__TASK PROMPT__
Write out the data again in full, exactly as it reads.

■ ■ ■ ■ ■ ■ ■

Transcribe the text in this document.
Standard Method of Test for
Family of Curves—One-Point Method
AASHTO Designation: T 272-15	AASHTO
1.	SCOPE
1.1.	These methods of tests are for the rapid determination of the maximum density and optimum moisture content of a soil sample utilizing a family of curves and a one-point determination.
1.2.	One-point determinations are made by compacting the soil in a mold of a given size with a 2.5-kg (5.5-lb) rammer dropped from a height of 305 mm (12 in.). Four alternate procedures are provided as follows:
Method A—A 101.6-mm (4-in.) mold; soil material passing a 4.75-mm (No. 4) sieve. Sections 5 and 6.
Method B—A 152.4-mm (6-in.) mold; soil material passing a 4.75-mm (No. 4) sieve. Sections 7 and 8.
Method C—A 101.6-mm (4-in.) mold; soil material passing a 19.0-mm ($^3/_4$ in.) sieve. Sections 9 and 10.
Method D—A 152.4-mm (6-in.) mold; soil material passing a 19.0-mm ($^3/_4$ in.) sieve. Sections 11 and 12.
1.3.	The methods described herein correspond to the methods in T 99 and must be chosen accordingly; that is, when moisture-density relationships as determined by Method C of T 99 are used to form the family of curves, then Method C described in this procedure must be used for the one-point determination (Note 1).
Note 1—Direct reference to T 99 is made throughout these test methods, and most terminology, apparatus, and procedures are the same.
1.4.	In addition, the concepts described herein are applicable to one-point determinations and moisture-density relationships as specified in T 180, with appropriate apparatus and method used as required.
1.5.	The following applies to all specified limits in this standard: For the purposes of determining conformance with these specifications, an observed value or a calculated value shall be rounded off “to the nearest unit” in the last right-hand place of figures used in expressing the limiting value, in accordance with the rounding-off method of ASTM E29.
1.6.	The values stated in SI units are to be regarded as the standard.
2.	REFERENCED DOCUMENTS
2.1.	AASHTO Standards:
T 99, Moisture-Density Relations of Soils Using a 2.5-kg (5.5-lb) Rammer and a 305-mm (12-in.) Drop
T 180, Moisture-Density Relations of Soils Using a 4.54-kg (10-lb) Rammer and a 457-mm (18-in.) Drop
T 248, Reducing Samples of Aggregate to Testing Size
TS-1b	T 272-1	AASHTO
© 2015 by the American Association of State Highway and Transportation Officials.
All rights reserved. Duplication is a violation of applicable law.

■ ■ ■ ■ ■ ■ ■

__FULL OUTPUT__
Transcribe the text in this document.
Standard Method of Test for
Family of Curves—One-Point Method
AASHTO Designation: T 272-15	AASHTO
1.	SCOPE
1.1.	These methods of tests are for the rapid determination of the maximum density and optimum moisture content of a soil sample utilizing a family of curves and a one-point determination.
1.2.	One-point determinations are made by compacting the soil in a mold of a given size with a 2.5-kg (5.5-lb) rammer dropped from a height of 305 mm (12 in.). Four alternate procedures are provided as follows:
Method A—A 101.6-mm (4-in.) mold; soil material passing a 4.75-mm (No. 4) sieve. Sections 5 and 6.
Method B—A 152.4-mm (6-in.) mold; soil material passing a 4.75-mm (No. 4) sieve. Sections 7 and 8.
Method C—A 101.6-mm (4-in.) mold; soil material passing a 19.0-mm ($^3/_4$ in.) sieve. Sections 9 and 10.
Method D—A 152.4-mm (6-in.) mold; soil material passing a 19.0-mm ($^3/_4$ in.) sieve. Sections 11 and 12.
1.3.	The methods described herein correspond to the methods in T 99 and must be chosen accordingly; that is, when moisture-density relationships as determined by Method C of T 99 are used to form the family of curves, then Method C described in this procedure must be used for the one-point determination (Note 1).
Note 1—Direct reference to T 99 is made throughout these test methods, and most terminology, apparatus, and procedures are the same.
1.4.	In addition, the concepts described herein are applicable to one-point determinations and moisture-density relationships as specified in T 180, with appropriate apparatus and method used as required.
1.5.	The following applies to all specified limits in this standard: For the purposes of determining conformance with these specifications, an observed value or a calculated value shall be rounded off “to the nearest unit” in the last right-hand place of figures used in expressing the limiting value, in accordance with the rounding-off method of ASTM E29.
1.6.	The values stated in SI units are to be regarded as the standard.
2.	REFERENCED DOCUMENTS
2.1.	AASHTO Standards:
T 99, Moisture-Density Relations of Soils Using a 2.5-kg (5.5-lb) Rammer and a 305-mm (12-in.) Drop
T 180, Moisture-Density Relations of Soils Using a 4.54-kg (10-lb) Rammer and a 457-mm (18-in.) Drop
T 248, Reducing Samples of Aggregate to Testing Size
TS-1b	T 272-1	AASHTO
© 2015 by the American Association of State Highway and Transportation Officials.
All rights reserved. Duplication is a violation of applicable law.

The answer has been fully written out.